Dataset items:
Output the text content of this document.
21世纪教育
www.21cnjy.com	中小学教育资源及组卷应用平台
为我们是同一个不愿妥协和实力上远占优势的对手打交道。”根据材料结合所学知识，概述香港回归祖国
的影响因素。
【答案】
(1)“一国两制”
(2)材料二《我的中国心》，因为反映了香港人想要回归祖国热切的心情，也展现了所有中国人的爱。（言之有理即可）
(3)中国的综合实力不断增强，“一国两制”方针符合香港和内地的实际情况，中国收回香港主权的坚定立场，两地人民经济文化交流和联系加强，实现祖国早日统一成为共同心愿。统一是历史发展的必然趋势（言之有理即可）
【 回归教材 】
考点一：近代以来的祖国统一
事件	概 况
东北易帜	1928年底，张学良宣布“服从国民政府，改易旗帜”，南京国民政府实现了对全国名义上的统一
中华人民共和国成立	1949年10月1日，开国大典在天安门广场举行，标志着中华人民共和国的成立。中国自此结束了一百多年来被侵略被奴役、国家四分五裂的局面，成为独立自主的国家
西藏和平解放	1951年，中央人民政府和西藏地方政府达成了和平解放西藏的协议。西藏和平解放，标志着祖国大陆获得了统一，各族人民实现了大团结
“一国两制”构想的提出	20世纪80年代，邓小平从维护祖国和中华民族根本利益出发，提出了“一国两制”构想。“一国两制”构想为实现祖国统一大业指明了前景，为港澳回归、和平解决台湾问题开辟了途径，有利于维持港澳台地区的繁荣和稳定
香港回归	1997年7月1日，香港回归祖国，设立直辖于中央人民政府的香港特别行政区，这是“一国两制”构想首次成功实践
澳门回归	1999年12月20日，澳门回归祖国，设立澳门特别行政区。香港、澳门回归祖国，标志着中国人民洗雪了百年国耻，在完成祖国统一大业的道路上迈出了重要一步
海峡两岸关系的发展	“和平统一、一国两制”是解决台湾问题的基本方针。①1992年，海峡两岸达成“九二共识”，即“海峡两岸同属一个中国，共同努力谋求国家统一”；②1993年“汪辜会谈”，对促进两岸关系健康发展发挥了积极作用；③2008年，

### PROBLEM DETAILS
Transcribe the whole listing exactly.

### OUTPUT BELOW
Output the text content of this document.
21世纪教育
www.21cnjy.com	中小学教育资源及组卷应用平台
为我们是同一个不愿妥协和实力上远占优势的对手打交道。”根据材料结合所学知识，概述香港回归祖国
的影响因素。
【答案】
(1)“一国两制”
(2)材料二《我的中国心》，因为反映了香港人想要回归祖国热切的心情，也展现了所有中国人的爱。（言之有理即可）
(3)中国的综合实力不断增强，“一国两制”方针符合香港和内地的实际情况，中国收回香港主权的坚定立场，两地人民经济文化交流和联系加强，实现祖国早日统一成为共同心愿。统一是历史发展的必然趋势（言之有理即可）
【 回归教材 】
考点一：近代以来的祖国统一
事件	概 况
东北易帜	1928年底，张学良宣布“服从国民政府，改易旗帜”，南京国民政府实现了对全国名义上的统一
中华人民共和国成立	1949年10月1日，开国大典在天安门广场举行，标志着中华人民共和国的成立。中国自此结束了一百多年来被侵略被奴役、国家四分五裂的局面，成为独立自主的国家
西藏和平解放	1951年，中央人民政府和西藏地方政府达成了和平解放西藏的协议。西藏和平解放，标志着祖国大陆获得了统一，各族人民实现了大团结
“一国两制”构想的提出	20世纪80年代，邓小平从维护祖国和中华民族根本利益出发，提出了“一国两制”构想。“一国两制”构想为实现祖国统一大业指明了前景，为港澳回归、和平解决台湾问题开辟了途径，有利于维持港澳台地区的繁荣和稳定
香港回归	1997年7月1日，香港回归祖国，设立直辖于中央人民政府的香港特别行政区，这是“一国两制”构想首次成功实践
澳门回归	1999年12月20日，澳门回归祖国，设立澳门特别行政区。香港、澳门回归祖国，标志着中国人民洗雪了百年国耻，在完成祖国统一大业的道路上迈出了重要一步
海峡两岸关系的发展	“和平统一、一国两制”是解决台湾问题的基本方针。①1992年，海峡两岸达成“九二共识”，即“海峡两岸同属一个中国，共同努力谋求国家统一”；②1993年“汪辜会谈”，对促进两岸关系健康发展发挥了积极作用；③2008年，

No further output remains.